- **Source data**

--- --- ---

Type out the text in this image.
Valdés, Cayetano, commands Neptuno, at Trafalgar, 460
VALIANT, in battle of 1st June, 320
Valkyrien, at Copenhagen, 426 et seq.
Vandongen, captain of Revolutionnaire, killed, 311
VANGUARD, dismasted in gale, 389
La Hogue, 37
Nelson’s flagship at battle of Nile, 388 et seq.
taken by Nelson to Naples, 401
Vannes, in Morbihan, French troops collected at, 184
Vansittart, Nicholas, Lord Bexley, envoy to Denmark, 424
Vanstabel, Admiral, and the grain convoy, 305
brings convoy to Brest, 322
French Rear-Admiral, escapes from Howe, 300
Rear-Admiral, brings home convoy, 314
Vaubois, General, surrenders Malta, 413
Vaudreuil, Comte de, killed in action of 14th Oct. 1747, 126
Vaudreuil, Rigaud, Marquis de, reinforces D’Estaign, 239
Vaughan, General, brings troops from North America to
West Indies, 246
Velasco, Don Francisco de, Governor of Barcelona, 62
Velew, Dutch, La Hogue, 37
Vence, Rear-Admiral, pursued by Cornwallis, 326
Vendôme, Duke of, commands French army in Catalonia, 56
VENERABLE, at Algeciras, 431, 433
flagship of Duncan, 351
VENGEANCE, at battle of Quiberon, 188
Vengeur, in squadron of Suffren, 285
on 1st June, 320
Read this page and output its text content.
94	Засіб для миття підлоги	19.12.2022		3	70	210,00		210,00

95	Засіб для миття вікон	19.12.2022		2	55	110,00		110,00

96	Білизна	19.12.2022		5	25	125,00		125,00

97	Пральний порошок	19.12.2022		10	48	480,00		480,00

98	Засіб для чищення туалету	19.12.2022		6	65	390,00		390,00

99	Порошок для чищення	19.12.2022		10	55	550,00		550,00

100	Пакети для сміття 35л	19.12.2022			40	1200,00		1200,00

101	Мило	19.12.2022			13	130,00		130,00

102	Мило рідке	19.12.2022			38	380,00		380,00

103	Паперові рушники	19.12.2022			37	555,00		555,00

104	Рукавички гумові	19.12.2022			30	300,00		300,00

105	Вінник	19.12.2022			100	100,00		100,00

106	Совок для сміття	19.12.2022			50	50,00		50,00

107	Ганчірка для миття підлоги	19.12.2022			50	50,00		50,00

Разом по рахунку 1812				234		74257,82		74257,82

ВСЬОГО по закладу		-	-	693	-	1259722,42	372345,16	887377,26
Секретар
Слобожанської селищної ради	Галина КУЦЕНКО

--- --- ---

- **TASK TO COMPLETE**
Reproduce the full listing word for word.

- **RESULT BELOW**
Type out the text in this image.
Valdés, Cayetano, commands Neptuno, at Trafalgar, 460
VALIANT, in battle of 1st June, 320
Valkyrien, at Copenhagen, 426 et seq.
Vandongen, captain of Revolutionnaire, killed, 311
VANGUARD, dismasted in gale, 389
La Hogue, 37
Nelson’s flagship at battle of Nile, 388 et seq.
taken by Nelson to Naples, 401
Vannes, in Morbihan, French troops collected at, 184
Vansittart, Nicholas, Lord Bexley, envoy to Denmark, 424
Vanstabel, Admiral, and the grain convoy, 305
brings convoy to Brest, 322
French Rear-Admiral, escapes from Howe, 300
Rear-Admiral, brings home convoy, 314
Vaubois, General, surrenders Malta, 413
Vaudreuil, Comte de, killed in action of 14th Oct. 1747, 126
Vaudreuil, Rigaud, Marquis de, reinforces D’Estaign, 239
Vaughan, General, brings troops from North America to
West Indies, 246
Velasco, Don Francisco de, Governor of Barcelona, 62
Velew, Dutch, La Hogue, 37
Vence, Rear-Admiral, pursued by Cornwallis, 326
Vendôme, Duke of, commands French army in Catalonia, 56
VENERABLE, at Algeciras, 431, 433
flagship of Duncan, 351
VENGEANCE, at battle of Quiberon, 188
Vengeur, in squadron of Suffren, 285
on 1st June, 320
Read this page and output its text content.
94	Засіб для миття підлоги	19.12.2022		3	70	210,00		210,00

95	Засіб для миття вікон	19.12.2022		2	55	110,00		110,00

96	Білизна	19.12.2022		5	25	125,00		125,00

97	Пральний порошок	19.12.2022		10	48	480,00		480,00

98	Засіб для чищення туалету	19.12.2022		6	65	390,00		390,00

99	Порошок для чищення	19.12.2022		10	55	550,00		550,00

100	Пакети для сміття 35л	19.12.2022			40	1200,00		1200,00

101	Мило	19.12.2022			13	130,00		130,00

102	Мило рідке	19.12.2022			38	380,00		380,00

103	Паперові рушники	19.12.2022			37	555,00		555,00

104	Рукавички гумові	19.12.2022			30	300,00		300,00

105	Вінник	19.12.2022			100	100,00		100,00

106	Совок для сміття	19.12.2022			50	50,00		50,00

107	Ганчірка для миття підлоги	19.12.2022			50	50,00		50,00

Разом по рахунку 1812				234		74257,82		74257,82

ВСЬОГО по закладу		-	-	693	-	1259722,42	372345,16	887377,26
Секретар
Слобожанської селищної ради	Галина КУЦЕНКО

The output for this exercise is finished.